*TASK OBJECTIVE*. Search the listing below for the string "Hatena" and show each line that contains it.
## Begin
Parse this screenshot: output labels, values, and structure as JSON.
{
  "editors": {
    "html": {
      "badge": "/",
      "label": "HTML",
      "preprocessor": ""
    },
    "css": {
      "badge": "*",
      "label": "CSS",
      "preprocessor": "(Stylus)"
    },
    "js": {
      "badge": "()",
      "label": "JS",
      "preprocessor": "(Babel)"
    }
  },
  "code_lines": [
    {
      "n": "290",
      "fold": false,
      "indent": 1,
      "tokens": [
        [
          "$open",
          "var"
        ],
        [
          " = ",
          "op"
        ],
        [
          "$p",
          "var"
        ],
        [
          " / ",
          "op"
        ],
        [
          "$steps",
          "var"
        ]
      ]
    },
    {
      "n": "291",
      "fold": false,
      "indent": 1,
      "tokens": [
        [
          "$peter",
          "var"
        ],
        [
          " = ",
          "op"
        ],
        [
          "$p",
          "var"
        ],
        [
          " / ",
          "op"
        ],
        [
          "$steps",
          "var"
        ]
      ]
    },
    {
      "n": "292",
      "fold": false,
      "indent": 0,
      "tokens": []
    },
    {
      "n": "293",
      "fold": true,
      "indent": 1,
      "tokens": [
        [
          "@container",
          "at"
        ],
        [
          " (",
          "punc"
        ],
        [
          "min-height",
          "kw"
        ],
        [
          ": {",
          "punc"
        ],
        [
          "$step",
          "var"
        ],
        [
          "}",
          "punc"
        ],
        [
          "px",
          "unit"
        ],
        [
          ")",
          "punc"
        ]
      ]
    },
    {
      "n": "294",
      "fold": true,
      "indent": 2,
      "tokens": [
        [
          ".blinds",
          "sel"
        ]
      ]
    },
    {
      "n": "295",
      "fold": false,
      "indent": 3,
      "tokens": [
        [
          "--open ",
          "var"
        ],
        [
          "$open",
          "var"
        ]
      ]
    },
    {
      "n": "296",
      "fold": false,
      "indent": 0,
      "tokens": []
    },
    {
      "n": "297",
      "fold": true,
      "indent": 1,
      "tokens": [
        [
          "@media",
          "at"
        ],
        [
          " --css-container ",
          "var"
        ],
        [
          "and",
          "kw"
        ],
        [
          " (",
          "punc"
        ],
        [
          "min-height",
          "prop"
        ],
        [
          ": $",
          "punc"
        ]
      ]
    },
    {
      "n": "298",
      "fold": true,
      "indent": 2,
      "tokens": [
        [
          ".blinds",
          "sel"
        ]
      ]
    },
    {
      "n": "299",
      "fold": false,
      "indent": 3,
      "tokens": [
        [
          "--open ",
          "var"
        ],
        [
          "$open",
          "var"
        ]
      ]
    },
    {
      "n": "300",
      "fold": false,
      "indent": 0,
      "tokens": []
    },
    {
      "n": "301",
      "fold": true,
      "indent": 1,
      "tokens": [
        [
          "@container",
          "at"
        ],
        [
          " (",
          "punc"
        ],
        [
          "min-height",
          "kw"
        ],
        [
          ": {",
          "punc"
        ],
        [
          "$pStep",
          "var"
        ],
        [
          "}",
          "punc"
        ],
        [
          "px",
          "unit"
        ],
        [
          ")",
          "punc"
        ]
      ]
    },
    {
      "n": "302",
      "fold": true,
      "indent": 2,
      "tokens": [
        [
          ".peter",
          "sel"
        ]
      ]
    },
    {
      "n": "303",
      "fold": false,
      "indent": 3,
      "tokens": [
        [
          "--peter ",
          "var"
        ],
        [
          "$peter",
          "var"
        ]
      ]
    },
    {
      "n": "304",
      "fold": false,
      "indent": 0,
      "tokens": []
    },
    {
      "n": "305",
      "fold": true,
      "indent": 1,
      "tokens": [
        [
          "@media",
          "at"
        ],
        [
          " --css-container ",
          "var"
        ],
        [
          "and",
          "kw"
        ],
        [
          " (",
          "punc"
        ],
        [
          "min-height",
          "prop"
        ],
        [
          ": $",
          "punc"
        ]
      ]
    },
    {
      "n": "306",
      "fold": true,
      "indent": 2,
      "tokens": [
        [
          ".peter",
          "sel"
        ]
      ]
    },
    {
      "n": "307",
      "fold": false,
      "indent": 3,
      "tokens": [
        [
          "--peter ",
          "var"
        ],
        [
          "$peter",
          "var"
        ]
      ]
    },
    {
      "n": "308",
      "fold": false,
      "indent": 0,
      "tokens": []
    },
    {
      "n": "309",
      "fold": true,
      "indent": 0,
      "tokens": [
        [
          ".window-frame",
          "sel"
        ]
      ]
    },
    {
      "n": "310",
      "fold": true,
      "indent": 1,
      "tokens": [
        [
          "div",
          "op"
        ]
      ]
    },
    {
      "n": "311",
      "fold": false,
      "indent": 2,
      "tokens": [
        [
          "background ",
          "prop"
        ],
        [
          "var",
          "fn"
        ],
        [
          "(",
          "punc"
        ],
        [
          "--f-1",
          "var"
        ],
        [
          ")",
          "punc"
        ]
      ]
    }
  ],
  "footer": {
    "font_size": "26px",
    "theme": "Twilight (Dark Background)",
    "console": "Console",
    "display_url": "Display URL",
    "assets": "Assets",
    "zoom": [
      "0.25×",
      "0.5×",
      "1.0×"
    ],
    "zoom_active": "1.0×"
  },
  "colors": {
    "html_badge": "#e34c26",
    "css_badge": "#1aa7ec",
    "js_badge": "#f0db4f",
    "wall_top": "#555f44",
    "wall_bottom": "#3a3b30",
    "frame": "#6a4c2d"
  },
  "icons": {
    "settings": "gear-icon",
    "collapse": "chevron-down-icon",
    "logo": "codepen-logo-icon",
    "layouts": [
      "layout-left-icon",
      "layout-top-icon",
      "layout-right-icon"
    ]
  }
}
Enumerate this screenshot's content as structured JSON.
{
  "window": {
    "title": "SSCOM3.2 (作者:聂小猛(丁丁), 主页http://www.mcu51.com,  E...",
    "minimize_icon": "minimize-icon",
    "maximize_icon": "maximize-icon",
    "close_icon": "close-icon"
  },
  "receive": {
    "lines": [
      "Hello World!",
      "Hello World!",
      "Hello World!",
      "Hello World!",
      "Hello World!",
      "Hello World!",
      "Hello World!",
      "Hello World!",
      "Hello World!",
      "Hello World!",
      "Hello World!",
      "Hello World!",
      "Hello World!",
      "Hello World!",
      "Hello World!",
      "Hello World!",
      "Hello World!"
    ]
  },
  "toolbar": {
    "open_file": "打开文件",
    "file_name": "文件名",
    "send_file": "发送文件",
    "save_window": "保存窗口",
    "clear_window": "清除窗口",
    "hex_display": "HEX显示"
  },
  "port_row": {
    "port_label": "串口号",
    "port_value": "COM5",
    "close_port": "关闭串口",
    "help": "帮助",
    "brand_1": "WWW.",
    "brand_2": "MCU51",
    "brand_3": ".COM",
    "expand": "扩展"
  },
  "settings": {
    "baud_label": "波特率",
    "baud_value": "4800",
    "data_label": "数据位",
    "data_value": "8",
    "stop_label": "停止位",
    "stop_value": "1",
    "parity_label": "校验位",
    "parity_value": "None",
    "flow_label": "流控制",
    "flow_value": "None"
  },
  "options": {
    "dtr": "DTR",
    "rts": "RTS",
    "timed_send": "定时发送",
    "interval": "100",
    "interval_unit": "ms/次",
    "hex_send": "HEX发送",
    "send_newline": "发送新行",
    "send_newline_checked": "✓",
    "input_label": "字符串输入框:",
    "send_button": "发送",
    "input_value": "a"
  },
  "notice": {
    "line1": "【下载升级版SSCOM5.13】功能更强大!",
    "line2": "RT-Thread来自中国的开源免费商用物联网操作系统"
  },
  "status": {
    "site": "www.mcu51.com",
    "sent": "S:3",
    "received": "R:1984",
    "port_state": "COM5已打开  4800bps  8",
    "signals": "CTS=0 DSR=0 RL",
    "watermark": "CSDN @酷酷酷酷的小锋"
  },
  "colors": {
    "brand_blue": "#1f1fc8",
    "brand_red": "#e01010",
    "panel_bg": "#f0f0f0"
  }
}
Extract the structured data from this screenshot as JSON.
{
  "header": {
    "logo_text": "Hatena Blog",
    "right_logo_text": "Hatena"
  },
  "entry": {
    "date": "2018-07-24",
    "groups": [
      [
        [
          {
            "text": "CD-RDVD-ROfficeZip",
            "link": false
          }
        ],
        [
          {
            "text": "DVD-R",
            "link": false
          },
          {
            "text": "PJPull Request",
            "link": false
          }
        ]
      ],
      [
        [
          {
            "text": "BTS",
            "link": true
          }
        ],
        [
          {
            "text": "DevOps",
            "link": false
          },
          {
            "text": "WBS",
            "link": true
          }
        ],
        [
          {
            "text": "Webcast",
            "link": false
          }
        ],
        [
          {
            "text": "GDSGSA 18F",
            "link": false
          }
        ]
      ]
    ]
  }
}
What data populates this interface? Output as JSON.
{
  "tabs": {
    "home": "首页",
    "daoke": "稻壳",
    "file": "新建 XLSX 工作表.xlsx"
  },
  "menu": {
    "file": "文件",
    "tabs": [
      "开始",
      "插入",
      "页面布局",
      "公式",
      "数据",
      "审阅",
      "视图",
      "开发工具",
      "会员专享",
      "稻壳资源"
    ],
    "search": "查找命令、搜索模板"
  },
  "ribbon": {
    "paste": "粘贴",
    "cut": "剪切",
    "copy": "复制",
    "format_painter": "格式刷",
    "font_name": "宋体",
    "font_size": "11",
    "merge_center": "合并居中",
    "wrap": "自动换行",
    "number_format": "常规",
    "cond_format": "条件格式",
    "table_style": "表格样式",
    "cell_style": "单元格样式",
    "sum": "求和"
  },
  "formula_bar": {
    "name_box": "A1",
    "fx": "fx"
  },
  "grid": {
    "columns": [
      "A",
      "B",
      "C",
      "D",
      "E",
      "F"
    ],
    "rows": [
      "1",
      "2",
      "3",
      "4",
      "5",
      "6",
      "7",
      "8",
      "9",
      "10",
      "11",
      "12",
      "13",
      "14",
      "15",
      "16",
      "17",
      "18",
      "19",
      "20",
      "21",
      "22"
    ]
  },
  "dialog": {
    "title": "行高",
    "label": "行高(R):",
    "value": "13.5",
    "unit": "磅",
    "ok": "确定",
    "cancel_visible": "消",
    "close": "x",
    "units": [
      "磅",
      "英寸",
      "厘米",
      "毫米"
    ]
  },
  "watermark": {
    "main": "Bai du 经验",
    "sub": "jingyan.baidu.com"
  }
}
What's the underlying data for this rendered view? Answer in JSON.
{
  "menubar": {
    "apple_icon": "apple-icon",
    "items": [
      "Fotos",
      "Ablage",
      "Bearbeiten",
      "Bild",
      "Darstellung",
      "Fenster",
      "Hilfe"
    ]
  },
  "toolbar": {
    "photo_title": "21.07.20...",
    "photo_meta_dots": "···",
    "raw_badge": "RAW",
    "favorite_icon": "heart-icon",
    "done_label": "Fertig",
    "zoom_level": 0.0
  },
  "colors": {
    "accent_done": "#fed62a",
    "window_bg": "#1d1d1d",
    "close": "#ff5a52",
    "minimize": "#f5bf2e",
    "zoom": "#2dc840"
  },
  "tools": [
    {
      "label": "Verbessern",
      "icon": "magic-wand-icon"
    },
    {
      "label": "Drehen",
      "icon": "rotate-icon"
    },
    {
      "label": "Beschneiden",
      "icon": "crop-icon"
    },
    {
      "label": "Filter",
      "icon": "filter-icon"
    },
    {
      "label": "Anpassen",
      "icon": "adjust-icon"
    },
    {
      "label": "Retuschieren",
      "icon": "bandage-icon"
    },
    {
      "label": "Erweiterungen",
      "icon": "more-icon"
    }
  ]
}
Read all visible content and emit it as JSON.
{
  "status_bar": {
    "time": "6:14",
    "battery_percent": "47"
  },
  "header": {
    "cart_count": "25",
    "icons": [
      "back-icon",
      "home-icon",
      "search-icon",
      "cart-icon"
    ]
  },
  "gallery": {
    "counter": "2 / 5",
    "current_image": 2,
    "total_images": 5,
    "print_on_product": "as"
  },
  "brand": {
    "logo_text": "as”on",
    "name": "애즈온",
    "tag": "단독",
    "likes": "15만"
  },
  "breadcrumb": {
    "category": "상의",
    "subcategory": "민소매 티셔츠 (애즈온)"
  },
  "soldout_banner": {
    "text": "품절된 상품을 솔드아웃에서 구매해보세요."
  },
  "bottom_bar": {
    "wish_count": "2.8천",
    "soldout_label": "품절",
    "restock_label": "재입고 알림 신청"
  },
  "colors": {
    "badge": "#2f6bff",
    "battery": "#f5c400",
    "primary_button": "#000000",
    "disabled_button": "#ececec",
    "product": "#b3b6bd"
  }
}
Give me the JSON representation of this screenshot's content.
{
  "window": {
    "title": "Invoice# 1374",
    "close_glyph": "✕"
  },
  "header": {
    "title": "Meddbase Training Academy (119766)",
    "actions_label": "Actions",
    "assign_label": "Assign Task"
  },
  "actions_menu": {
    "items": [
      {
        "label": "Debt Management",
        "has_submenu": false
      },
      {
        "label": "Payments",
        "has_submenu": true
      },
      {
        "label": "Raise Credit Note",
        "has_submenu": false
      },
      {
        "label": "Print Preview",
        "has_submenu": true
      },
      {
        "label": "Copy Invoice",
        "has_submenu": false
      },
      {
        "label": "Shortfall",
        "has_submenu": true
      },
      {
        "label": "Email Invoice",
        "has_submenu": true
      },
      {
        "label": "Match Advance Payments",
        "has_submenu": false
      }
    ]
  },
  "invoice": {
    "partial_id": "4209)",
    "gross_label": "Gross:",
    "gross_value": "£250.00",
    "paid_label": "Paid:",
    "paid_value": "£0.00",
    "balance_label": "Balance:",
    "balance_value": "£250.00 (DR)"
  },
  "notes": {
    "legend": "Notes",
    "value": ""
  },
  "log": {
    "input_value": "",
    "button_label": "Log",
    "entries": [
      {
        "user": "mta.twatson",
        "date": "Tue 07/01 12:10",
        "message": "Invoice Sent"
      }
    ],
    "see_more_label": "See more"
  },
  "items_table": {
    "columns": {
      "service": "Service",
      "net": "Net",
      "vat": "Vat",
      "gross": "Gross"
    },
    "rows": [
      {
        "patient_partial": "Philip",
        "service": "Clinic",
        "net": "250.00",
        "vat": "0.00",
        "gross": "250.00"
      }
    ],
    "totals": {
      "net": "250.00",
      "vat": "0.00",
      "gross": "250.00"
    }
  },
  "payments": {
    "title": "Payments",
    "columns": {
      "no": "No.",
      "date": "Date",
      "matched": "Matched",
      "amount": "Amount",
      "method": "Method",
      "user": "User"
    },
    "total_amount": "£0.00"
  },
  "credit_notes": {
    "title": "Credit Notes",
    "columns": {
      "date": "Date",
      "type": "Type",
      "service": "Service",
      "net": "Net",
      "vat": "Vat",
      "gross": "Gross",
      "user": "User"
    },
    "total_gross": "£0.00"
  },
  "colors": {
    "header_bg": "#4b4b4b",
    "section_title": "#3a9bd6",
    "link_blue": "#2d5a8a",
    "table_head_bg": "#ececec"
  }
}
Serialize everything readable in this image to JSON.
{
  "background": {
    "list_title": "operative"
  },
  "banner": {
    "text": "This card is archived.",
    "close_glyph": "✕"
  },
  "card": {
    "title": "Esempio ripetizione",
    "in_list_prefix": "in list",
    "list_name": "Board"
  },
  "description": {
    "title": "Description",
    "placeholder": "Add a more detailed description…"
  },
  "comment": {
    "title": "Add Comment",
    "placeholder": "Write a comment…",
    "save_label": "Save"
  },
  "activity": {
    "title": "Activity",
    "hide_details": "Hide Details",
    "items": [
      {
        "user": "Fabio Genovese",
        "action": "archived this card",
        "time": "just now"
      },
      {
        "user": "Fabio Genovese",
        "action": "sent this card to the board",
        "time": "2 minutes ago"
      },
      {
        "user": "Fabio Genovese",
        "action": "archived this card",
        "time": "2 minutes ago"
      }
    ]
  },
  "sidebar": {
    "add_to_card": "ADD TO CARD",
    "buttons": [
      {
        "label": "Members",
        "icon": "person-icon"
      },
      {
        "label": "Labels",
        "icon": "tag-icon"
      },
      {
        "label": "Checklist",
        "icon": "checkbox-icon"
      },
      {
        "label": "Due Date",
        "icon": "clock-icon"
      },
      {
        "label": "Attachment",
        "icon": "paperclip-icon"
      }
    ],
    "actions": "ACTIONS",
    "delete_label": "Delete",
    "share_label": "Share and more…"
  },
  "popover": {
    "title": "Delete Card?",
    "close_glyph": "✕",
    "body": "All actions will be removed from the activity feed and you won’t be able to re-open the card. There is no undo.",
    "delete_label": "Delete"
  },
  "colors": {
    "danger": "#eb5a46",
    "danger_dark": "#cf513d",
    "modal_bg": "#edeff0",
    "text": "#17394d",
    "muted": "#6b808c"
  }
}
## End
*TASK ANSWER*.
    "logo_text": "Hatena Blog",
    "right_logo_text": "Hatena"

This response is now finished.